>> begin

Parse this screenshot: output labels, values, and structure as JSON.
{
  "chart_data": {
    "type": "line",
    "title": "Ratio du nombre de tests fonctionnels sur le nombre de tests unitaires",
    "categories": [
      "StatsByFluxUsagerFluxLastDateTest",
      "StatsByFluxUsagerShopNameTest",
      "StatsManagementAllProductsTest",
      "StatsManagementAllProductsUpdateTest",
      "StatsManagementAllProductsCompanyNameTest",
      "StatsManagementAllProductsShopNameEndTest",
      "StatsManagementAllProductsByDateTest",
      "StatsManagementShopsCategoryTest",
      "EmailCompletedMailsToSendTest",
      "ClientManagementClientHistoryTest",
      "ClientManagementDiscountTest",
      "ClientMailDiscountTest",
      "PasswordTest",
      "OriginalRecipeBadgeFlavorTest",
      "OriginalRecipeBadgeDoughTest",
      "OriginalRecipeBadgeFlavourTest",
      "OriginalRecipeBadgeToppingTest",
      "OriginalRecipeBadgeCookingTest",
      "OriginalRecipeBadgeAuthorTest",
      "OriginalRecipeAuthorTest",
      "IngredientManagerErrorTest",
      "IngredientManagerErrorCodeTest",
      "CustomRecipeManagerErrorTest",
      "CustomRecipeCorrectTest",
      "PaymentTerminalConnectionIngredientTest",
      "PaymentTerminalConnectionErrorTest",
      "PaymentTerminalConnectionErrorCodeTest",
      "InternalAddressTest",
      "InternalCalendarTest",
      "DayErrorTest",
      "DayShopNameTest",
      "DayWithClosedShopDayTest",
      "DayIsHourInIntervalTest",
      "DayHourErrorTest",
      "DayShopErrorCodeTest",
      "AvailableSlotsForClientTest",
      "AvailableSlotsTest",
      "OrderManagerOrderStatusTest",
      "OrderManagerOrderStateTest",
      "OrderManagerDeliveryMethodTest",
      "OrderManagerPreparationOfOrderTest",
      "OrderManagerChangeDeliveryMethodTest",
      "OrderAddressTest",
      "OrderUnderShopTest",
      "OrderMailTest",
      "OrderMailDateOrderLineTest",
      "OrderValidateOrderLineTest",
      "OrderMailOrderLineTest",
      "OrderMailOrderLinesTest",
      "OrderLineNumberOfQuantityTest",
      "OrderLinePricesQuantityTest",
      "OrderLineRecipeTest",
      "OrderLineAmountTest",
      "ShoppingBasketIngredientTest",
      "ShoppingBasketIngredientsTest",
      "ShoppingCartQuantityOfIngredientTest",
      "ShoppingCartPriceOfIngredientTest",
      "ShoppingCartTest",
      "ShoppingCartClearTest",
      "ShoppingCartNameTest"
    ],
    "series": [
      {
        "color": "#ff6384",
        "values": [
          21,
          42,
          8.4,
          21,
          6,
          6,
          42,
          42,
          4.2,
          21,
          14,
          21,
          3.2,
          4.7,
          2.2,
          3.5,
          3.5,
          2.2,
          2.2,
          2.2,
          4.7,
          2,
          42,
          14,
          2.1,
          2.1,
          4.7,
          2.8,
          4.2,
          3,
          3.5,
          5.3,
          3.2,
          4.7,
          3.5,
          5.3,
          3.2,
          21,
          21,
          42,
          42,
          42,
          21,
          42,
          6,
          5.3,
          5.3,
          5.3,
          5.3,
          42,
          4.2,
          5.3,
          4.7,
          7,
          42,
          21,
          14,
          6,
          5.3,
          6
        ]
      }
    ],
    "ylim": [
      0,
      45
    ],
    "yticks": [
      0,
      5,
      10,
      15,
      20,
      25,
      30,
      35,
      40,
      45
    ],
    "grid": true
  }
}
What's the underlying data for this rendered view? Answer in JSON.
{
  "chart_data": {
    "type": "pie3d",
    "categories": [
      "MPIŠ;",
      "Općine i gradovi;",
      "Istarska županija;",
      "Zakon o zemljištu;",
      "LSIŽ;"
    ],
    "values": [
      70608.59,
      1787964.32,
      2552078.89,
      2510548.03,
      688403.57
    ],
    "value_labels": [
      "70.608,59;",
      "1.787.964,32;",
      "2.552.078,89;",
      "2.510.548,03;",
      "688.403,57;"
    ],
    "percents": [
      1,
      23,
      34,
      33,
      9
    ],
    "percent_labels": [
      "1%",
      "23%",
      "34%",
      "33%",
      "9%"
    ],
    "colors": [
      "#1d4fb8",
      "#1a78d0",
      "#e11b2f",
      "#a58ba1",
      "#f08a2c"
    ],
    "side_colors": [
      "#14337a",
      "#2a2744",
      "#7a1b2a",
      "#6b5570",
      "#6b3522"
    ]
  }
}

>> end

WHAT YOU HAVE TO DO | Restate the listing above word for word.

EXERCISE RESULT |
Parse this screenshot: output labels, values, and structure as JSON.
{
  "chart_data": {
    "type": "line",
    "title": "Ratio du nombre de tests fonctionnels sur le nombre de tests unitaires",
    "categories": [
      "StatsByFluxUsagerFluxLastDateTest",
      "StatsByFluxUsagerShopNameTest",
      "StatsManagementAllProductsTest",
      "StatsManagementAllProductsUpdateTest",
      "StatsManagementAllProductsCompanyNameTest",
      "StatsManagementAllProductsShopNameEndTest",
      "StatsManagementAllProductsByDateTest",
      "StatsManagementShopsCategoryTest",
      "EmailCompletedMailsToSendTest",
      "ClientManagementClientHistoryTest",
      "ClientManagementDiscountTest",
      "ClientMailDiscountTest",
      "PasswordTest",
      "OriginalRecipeBadgeFlavorTest",
      "OriginalRecipeBadgeDoughTest",
      "OriginalRecipeBadgeFlavourTest",
      "OriginalRecipeBadgeToppingTest",
      "OriginalRecipeBadgeCookingTest",
      "OriginalRecipeBadgeAuthorTest",
      "OriginalRecipeAuthorTest",
      "IngredientManagerErrorTest",
      "IngredientManagerErrorCodeTest",
      "CustomRecipeManagerErrorTest",
      "CustomRecipeCorrectTest",
      "PaymentTerminalConnectionIngredientTest",
      "PaymentTerminalConnectionErrorTest",
      "PaymentTerminalConnectionErrorCodeTest",
      "InternalAddressTest",
      "InternalCalendarTest",
      "DayErrorTest",
      "DayShopNameTest",
      "DayWithClosedShopDayTest",
      "DayIsHourInIntervalTest",
      "DayHourErrorTest",
      "DayShopErrorCodeTest",
      "AvailableSlotsForClientTest",
      "AvailableSlotsTest",
      "OrderManagerOrderStatusTest",
      "OrderManagerOrderStateTest",
      "OrderManagerDeliveryMethodTest",
      "OrderManagerPreparationOfOrderTest",
      "OrderManagerChangeDeliveryMethodTest",
      "OrderAddressTest",
      "OrderUnderShopTest",
      "OrderMailTest",
      "OrderMailDateOrderLineTest",
      "OrderValidateOrderLineTest",
      "OrderMailOrderLineTest",
      "OrderMailOrderLinesTest",
      "OrderLineNumberOfQuantityTest",
      "OrderLinePricesQuantityTest",
      "OrderLineRecipeTest",
      "OrderLineAmountTest",
      "ShoppingBasketIngredientTest",
      "ShoppingBasketIngredientsTest",
      "ShoppingCartQuantityOfIngredientTest",
      "ShoppingCartPriceOfIngredientTest",
      "ShoppingCartTest",
      "ShoppingCartClearTest",
      "ShoppingCartNameTest"
    ],
    "series": [
      {
        "color": "#ff6384",
        "values": [
          21,
          42,
          8.4,
          21,
          6,
          6,
          42,
          42,
          4.2,
          21,
          14,
          21,
          3.2,
          4.7,
          2.2,
          3.5,
          3.5,
          2.2,
          2.2,
          2.2,
          4.7,
          2,
          42,
          14,
          2.1,
          2.1,
          4.7,
          2.8,
          4.2,
          3,
          3.5,
          5.3,
          3.2,
          4.7,
          3.5,
          5.3,
          3.2,
          21,
          21,
          42,
          42,
          42,
          21,
          42,
          6,
          5.3,
          5.3,
          5.3,
          5.3,
          42,
          4.2,
          5.3,
          4.7,
          7,
          42,
          21,
          14,
          6,
          5.3,
          6
        ]
      }
    ],
    "ylim": [
      0,
      45
    ],
    "yticks": [
      0,
      5,
      10,
      15,
      20,
      25,
      30,
      35,
      40,
      45
    ],
    "grid": true
  }
}
What's the underlying data for this rendered view? Answer in JSON.
{
  "chart_data": {
    "type": "pie3d",
    "categories": [
      "MPIŠ;",
      "Općine i gradovi;",
      "Istarska županija;",
      "Zakon o zemljištu;",
      "LSIŽ;"
    ],
    "values": [
      70608.59,
      1787964.32,
      2552078.89,
      2510548.03,
      688403.57
    ],
    "value_labels": [
      "70.608,59;",
      "1.787.964,32;",
      "2.552.078,89;",
      "2.510.548,03;",
      "688.403,57;"
    ],
    "percents": [
      1,
      23,
      34,
      33,
      9
    ],
    "percent_labels": [
      "1%",
      "23%",
      "34%",
      "33%",
      "9%"
    ],
    "colors": [
      "#1d4fb8",
      "#1a78d0",
      "#e11b2f",
      "#a58ba1",
      "#f08a2c"
    ],
    "side_colors": [
      "#14337a",
      "#2a2744",
      "#7a1b2a",
      "#6b5570",
      "#6b3522"
    ]
  }
}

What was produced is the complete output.